Look through the material below. Copy each line that contains the string "name".
<<<<
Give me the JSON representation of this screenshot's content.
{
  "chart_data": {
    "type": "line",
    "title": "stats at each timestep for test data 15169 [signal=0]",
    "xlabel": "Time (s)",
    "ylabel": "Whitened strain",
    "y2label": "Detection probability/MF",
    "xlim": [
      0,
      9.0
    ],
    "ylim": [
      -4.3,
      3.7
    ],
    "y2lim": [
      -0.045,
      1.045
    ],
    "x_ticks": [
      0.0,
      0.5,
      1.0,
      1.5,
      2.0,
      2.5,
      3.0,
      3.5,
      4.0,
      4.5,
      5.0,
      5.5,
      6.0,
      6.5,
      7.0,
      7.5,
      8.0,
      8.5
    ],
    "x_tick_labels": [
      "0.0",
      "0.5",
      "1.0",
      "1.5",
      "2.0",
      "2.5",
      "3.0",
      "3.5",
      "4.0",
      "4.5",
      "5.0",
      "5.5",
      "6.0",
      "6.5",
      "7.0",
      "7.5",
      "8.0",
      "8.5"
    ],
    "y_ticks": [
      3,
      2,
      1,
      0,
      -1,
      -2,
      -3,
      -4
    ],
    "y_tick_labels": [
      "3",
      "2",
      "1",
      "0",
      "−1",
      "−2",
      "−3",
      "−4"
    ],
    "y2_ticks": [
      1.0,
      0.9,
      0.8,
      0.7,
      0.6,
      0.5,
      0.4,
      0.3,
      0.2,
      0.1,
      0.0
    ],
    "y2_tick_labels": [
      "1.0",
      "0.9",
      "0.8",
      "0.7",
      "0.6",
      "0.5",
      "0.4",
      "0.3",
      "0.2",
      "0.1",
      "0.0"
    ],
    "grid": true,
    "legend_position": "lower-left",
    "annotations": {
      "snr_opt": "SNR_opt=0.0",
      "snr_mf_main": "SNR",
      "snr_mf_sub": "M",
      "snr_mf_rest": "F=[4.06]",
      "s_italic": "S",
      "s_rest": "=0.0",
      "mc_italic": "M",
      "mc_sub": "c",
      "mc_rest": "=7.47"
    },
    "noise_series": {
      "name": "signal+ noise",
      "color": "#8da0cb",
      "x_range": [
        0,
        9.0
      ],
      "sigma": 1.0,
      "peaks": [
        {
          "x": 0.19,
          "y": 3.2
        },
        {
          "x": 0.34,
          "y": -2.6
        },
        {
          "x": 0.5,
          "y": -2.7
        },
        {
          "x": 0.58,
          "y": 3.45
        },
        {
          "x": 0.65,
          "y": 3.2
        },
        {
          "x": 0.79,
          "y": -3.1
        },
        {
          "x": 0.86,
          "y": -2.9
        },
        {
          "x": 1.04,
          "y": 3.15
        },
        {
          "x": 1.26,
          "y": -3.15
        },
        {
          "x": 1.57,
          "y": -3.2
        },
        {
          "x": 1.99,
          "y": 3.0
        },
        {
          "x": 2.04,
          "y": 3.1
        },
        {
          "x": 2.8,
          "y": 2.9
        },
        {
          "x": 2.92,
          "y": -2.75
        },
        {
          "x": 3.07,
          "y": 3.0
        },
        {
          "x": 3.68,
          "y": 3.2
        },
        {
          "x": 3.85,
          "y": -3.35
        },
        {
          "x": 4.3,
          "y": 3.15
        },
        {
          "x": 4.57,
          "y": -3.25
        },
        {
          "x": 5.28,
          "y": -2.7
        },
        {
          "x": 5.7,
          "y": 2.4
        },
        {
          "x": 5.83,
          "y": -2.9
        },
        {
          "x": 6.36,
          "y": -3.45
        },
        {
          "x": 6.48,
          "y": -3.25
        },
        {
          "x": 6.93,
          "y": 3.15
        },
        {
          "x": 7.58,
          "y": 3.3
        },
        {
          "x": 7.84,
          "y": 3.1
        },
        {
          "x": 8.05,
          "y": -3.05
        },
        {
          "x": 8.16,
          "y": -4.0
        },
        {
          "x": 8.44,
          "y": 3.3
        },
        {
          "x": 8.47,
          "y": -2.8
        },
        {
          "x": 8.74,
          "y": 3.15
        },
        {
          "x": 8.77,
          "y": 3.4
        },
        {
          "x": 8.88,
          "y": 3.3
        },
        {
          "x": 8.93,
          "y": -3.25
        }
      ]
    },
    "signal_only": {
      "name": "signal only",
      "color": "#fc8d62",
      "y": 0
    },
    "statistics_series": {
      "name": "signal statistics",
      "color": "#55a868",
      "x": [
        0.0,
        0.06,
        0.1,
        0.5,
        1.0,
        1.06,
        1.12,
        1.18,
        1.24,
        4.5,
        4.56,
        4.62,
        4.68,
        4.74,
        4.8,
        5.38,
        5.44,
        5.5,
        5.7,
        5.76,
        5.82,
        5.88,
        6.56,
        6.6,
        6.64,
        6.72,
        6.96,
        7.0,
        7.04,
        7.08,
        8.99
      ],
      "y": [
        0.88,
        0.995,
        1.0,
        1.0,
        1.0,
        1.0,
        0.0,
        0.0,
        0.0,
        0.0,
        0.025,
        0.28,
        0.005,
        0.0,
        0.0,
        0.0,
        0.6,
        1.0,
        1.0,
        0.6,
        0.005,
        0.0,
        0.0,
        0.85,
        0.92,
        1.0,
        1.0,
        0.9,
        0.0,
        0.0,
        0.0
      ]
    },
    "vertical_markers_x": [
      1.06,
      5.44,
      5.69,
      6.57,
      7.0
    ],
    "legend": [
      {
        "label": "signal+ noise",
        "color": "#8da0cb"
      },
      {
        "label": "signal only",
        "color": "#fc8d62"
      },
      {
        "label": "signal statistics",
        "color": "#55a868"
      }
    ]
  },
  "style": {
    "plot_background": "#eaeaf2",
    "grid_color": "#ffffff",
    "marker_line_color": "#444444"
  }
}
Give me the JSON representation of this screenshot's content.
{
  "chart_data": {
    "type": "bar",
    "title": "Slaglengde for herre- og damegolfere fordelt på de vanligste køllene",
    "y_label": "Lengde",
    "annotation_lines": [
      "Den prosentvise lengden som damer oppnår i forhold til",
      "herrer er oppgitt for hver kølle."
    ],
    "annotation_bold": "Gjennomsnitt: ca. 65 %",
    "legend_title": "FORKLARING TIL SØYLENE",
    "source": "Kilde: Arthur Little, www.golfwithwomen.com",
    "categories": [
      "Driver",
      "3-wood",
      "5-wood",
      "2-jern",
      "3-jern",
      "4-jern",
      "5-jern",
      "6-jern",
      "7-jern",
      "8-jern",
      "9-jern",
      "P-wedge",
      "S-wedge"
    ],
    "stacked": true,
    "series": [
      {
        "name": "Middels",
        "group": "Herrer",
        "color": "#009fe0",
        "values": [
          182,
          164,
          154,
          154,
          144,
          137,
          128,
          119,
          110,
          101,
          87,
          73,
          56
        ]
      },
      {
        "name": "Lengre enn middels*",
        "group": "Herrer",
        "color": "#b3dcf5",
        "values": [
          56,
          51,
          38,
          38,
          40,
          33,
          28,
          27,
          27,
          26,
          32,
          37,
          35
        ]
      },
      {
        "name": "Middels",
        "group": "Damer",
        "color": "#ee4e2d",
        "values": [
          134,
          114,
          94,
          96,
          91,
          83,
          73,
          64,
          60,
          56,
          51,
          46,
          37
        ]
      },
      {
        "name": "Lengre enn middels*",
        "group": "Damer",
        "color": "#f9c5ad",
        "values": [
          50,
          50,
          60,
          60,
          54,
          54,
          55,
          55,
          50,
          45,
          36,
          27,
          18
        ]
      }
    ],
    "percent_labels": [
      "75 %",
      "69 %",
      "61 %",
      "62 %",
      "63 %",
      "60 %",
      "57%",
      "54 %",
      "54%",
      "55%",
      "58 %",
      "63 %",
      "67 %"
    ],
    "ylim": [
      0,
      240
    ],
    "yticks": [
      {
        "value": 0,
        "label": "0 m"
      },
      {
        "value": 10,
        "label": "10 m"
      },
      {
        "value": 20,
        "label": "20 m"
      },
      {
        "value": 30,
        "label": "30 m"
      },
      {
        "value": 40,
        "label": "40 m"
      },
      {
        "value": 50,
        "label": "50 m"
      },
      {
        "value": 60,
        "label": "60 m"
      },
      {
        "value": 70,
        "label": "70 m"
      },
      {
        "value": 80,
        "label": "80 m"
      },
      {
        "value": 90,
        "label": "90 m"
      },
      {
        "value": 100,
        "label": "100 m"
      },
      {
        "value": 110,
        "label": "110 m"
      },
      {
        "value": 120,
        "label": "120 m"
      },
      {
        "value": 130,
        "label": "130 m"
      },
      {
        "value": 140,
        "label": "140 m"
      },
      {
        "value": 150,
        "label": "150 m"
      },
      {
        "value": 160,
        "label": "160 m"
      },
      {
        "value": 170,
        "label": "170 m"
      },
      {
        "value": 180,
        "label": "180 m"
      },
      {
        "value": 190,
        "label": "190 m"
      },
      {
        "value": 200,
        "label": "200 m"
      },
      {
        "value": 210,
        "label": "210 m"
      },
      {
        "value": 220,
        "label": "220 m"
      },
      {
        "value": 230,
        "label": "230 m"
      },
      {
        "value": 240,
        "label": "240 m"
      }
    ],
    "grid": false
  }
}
>>>>
• [Finished exercise]
      "name": "signal+ noise",
      "name": "signal only",
      "name": "signal statistics",
        "name": "Middels",
        "name": "Lengre enn middels*",
        "name": "Middels",
        "name": "Lengre enn middels*",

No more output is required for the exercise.